◆ Reading passage ◆
Stepping away, taking a break

Ahhh…. it’s waiting….

Ah, the start of vacation… The beginning of 10 days of obligation to do almost nothing at all.

I do need to clean out the car and pack it for the trip, but in a matter of hours, we’ll on the road, putting the rest of the world behind us… and having the space and time to catch up with the rest of the world that gets shoved aside in the mad rush of the everyday.

A time to stop and sit and reflect. A time to kick back and relax. A time to remember what matters most to me, what means most to me, and what I want most to do with my life. My job situation has shifted in a surprise that is causing me to radically rethink my direction. Two mid-level executives are leaving, which is going to open things up internally to shifts and changes which may work to my benefit. The dead-end that was in place just a month ago, has changed into something else. Who knows what that “something else” will turn out to be, but the bottom line is, some of the big reasons I have been planning to move on, may not even be factors by the time I get back from vacation. And by the end of the year, the company may look very different than it does now.

At the same time that things are changing on the outside with others, I know there are also changes I need to make in how I do things where I am now… because it’s not helping me in my search for what’s next. My bad attitude and resentment has been “leaking out” and it’s giving people visible pause to question why I am leaving, if things are so great where I am right now.

In any case, I have the next week and a half to just kick back and let it all roll right off me. I’m going to be beach – the weather is going to be beautiful – I will be seeing some good friends and taking a lot of time to stop and think and re-think some things that really matter a lot to me. The main thing I want to avoid, is what’s happened to me in the past — that I get caught up in obsessing about the problems I have back home and in my everyday… and that looping keeps me stuck in a very uncomfortable state of mind that doesn’t help me at all.

I really need a vacation – from my “everyday self” as much as from my everyday life. Rest, renew, reboot. And so it goes. I’d like to rest up sufficiently to stop the tremor in my hands, and cut back on the fatigue-caused vertigo… just to settle in and stabilize and get my strength back. It’s been too long since I last had a real vacation, so I’m hoping I can get back some of what I’m looking for… some of what I need.

I’m sure I’ll manage.

And now it’s time to manage the beginning of my vacation – pack my bags, pack the car, pick up some food and fill the gas tank, and off we go.

Yah, baby…


On living – and living well


I woke up early this morning, at around 5:30. I had been hoping to “sleep in” this morning and get at least 8 hours of sleep, but 5-1/2 hours after I went to bed, there I was – awake.

I stayed under the covers for a little bit, trying to relax. Then I realized I was actually cold. Summer has now officially passed, although it’s got another couple of weeks before the autumn equinox, and last night I thought about putting another blanket on the bed. But I decided not to. And at 5:30, there I was – awake. And cold.

So, I got up and pulled the comforter out of the closet, laid it atop my other blankets, and went back to bed. It felt so good to be warm, I went back to sleep. And slept till after 8. So, I almost got my 8 hours.

◆ Directives ◆
(1) Reproduce the blog post word for word between "On living –" and "bed, there I was – awake.", inclusive.
(2) Continue the blog post about vacation and rest, picking up right after its last sentence.
The entries have no connection to the blog post.

◆ Raw data ◆
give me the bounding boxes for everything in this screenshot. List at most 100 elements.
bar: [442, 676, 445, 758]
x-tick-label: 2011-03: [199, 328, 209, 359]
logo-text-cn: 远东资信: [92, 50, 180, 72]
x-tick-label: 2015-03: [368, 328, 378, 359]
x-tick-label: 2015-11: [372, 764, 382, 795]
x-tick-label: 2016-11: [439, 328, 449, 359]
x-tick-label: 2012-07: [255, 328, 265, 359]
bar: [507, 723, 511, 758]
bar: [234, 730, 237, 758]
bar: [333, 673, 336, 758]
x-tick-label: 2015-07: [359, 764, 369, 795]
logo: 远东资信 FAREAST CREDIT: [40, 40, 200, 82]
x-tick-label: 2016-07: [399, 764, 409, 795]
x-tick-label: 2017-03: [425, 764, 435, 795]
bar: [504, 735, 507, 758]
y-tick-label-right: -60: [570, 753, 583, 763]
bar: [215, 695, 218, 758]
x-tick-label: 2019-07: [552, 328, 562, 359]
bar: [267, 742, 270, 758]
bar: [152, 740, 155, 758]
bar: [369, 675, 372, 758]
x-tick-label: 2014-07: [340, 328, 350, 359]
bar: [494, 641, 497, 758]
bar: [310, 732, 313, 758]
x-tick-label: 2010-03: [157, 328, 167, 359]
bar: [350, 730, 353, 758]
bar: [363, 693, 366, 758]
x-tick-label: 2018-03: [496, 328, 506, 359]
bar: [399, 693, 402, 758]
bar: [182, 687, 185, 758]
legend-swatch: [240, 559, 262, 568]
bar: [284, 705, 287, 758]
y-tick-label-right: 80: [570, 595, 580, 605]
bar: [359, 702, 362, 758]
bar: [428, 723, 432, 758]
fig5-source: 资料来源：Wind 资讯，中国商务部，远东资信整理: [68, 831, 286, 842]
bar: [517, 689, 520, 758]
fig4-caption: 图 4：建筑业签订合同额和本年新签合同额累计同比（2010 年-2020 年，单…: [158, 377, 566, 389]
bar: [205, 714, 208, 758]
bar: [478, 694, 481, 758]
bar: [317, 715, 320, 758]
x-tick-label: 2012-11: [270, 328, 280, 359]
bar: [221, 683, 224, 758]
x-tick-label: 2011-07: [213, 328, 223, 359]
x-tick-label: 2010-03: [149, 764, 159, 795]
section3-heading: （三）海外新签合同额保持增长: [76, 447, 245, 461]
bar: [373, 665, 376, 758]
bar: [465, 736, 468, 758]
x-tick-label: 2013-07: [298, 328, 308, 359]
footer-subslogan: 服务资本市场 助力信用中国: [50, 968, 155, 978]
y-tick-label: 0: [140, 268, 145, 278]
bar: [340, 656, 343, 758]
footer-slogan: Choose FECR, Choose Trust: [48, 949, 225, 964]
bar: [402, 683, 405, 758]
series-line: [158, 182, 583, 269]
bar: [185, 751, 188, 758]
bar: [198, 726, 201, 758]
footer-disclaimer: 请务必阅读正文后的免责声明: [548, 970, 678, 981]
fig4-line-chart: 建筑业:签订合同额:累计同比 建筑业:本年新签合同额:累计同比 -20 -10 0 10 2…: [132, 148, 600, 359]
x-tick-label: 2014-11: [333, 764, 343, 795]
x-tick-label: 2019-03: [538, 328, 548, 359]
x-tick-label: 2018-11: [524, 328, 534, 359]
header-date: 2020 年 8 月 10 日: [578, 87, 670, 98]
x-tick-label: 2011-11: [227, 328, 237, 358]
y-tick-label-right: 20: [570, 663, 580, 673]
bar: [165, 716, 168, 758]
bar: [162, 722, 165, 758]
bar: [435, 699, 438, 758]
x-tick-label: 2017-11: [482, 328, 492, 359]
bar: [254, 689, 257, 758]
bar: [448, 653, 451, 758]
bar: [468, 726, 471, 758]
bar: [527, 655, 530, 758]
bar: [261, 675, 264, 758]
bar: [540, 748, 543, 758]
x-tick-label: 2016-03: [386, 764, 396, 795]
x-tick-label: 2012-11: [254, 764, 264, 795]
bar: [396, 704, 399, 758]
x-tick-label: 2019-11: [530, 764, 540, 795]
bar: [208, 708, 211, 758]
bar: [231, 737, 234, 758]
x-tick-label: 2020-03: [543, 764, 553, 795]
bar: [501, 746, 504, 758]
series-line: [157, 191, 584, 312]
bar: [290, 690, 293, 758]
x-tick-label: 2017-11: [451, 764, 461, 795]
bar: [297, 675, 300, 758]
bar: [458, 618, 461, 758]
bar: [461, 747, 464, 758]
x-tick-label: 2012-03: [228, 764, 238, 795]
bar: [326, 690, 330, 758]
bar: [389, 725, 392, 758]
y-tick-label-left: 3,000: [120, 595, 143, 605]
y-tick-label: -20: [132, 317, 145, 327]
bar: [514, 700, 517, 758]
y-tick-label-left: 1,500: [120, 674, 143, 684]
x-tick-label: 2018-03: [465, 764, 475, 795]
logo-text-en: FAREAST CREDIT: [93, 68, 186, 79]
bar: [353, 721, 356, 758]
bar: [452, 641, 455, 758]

◆ Task results ◆
(1)
On living – and living well


I woke up early this morning, at around 5:30. I had been hoping to “sleep in” this morning and get at least 8 hours of sleep, but 5-1/2 hours after I went to bed, there I was – awake.

(2)
But it’s close enough. Because now I am awake, and now I can feel myself coming back. I have been in such a churn for the past weeks, that I haven’t had much time or energy to really enjoy much around me. This past weekend was a wash, with all that beautiful weather happening outside my house, and only work taking place inside for me. I did manage to get out for a little bit on Saturday and Sunday, but it was all for a purpose. It wasn’t just to be.

It wasn’t just to live.

Well, it had to be done. There it is. I took care of what I needed to take care of, and because of that, I didn’t have to get up at 5:30 again today and drive in to the office in the midst of heavy rush hour traffic. Because I took care of those things over the weekend, I can take a few minutes to stop and really breathe… to have my cup of coffee and look out my back window at the woods behind my house. I can watch the sun rising over the hill in the back and feel the nip of that chill in the air. I can look around at the books and papers lying on my desk and sense what each of them means to me. I can clear my head, before the day starts full-speed.

There are some changes happening at work. The boss’es boss’es boss has given notice and will be leaving in a few weeks. They’ve had enough and they’re moving on. It’s always interesting to watch how these things play out. This changes things. The Big Bully is leaving. They set a tone that’s really unprofessional and pushy, and they rely on browbeating their direct reports to get what they want. They have been a big reason I wanted to leave — the name-calling and ridicule and yelling and joking around in ways that get some folks sued in larger organizations, has been tough to handle each day. Now they’re leaving, and that tone may change — dramatically.

Part of me wants to jump in the fray and see if I can move up in the organization, but I am not sure I want to take that on. I’m having enough of a challenge keeping balance in my life at this point, let alone with more responsibility. Changes always get me fired up, and that’s an occupational hazard with me — I seek out stress to keep me pumped, to keep me alert… when what I really need in my life is balance, rest, the ability to regroup after times of intensity and stress, and have more to life than just my job. There’s part of me that wants to push — and push hard — but I’m just now learning how to relax and enjoy my days. I’m actually getting my life back, even in the midst of the crazy fray. Why wreck that, just as it’s beginning?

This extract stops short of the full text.